§ **What you need to do**
Copy every entry exactly.

○ ○ ○ ○ ○ ○ ○

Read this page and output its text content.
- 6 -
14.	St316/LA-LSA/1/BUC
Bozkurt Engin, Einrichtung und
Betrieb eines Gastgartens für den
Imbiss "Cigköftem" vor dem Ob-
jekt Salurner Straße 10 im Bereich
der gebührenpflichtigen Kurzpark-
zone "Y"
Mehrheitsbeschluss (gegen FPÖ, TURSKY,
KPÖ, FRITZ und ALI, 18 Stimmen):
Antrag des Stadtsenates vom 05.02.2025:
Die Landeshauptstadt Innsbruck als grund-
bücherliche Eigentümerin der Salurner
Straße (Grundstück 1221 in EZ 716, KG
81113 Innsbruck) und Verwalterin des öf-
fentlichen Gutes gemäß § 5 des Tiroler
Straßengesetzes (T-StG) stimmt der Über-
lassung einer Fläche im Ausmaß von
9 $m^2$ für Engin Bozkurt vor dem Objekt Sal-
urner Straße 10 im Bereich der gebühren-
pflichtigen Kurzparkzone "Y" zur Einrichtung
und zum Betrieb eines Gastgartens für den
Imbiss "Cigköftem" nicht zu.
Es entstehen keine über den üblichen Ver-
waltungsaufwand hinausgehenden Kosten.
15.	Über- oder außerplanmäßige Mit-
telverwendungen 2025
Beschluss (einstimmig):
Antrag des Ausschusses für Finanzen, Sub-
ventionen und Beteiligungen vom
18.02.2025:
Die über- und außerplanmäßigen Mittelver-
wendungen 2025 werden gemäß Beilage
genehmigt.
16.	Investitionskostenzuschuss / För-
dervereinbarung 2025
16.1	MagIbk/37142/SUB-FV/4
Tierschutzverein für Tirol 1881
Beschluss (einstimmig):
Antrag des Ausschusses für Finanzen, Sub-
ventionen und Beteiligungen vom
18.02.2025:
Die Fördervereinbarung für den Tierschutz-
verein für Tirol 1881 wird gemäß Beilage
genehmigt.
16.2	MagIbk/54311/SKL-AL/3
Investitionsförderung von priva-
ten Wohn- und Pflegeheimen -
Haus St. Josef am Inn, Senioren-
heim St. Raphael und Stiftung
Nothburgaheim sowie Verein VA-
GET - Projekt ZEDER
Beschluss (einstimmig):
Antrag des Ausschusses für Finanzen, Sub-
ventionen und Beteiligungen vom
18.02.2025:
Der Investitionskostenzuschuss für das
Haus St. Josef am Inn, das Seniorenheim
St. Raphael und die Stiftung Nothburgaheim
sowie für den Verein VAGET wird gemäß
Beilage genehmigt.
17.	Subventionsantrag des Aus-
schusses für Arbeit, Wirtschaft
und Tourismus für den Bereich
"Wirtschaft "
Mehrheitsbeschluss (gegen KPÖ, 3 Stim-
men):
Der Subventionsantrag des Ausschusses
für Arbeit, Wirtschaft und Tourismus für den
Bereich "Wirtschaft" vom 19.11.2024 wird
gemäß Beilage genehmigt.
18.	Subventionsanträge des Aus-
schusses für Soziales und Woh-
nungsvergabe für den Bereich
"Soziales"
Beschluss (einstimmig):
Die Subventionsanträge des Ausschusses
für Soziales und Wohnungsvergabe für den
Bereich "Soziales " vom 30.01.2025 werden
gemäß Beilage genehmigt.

○ ○ ○ ○ ○ ○ ○

§ **Answer in full**
Read this page and output its text content.
- 6 -
14.	St316/LA-LSA/1/BUC
Bozkurt Engin, Einrichtung und
Betrieb eines Gastgartens für den
Imbiss "Cigköftem" vor dem Ob-
jekt Salurner Straße 10 im Bereich
der gebührenpflichtigen Kurzpark-
zone "Y"
Mehrheitsbeschluss (gegen FPÖ, TURSKY,
KPÖ, FRITZ und ALI, 18 Stimmen):
Antrag des Stadtsenates vom 05.02.2025:
Die Landeshauptstadt Innsbruck als grund-
bücherliche Eigentümerin der Salurner
Straße (Grundstück 1221 in EZ 716, KG
81113 Innsbruck) und Verwalterin des öf-
fentlichen Gutes gemäß § 5 des Tiroler
Straßengesetzes (T-StG) stimmt der Über-
lassung einer Fläche im Ausmaß von
9 $m^2$ für Engin Bozkurt vor dem Objekt Sal-
urner Straße 10 im Bereich der gebühren-
pflichtigen Kurzparkzone "Y" zur Einrichtung
und zum Betrieb eines Gastgartens für den
Imbiss "Cigköftem" nicht zu.
Es entstehen keine über den üblichen Ver-
waltungsaufwand hinausgehenden Kosten.
15.	Über- oder außerplanmäßige Mit-
telverwendungen 2025
Beschluss (einstimmig):
Antrag des Ausschusses für Finanzen, Sub-
ventionen und Beteiligungen vom
18.02.2025:
Die über- und außerplanmäßigen Mittelver-
wendungen 2025 werden gemäß Beilage
genehmigt.
16.	Investitionskostenzuschuss / För-
dervereinbarung 2025
16.1	MagIbk/37142/SUB-FV/4
Tierschutzverein für Tirol 1881
Beschluss (einstimmig):
Antrag des Ausschusses für Finanzen, Sub-
ventionen und Beteiligungen vom
18.02.2025:
Die Fördervereinbarung für den Tierschutz-
verein für Tirol 1881 wird gemäß Beilage
genehmigt.
16.2	MagIbk/54311/SKL-AL/3
Investitionsförderung von priva-
ten Wohn- und Pflegeheimen -
Haus St. Josef am Inn, Senioren-
heim St. Raphael und Stiftung
Nothburgaheim sowie Verein VA-
GET - Projekt ZEDER
Beschluss (einstimmig):
Antrag des Ausschusses für Finanzen, Sub-
ventionen und Beteiligungen vom
18.02.2025:
Der Investitionskostenzuschuss für das
Haus St. Josef am Inn, das Seniorenheim
St. Raphael und die Stiftung Nothburgaheim
sowie für den Verein VAGET wird gemäß
Beilage genehmigt.
17.	Subventionsantrag des Aus-
schusses für Arbeit, Wirtschaft
und Tourismus für den Bereich
"Wirtschaft "
Mehrheitsbeschluss (gegen KPÖ, 3 Stim-
men):
Der Subventionsantrag des Ausschusses
für Arbeit, Wirtschaft und Tourismus für den
Bereich "Wirtschaft" vom 19.11.2024 wird
gemäß Beilage genehmigt.
18.	Subventionsanträge des Aus-
schusses für Soziales und Woh-
nungsvergabe für den Bereich
"Soziales"
Beschluss (einstimmig):
Die Subventionsanträge des Ausschusses
für Soziales und Wohnungsvergabe für den
Bereich "Soziales " vom 30.01.2025 werden
gemäß Beilage genehmigt.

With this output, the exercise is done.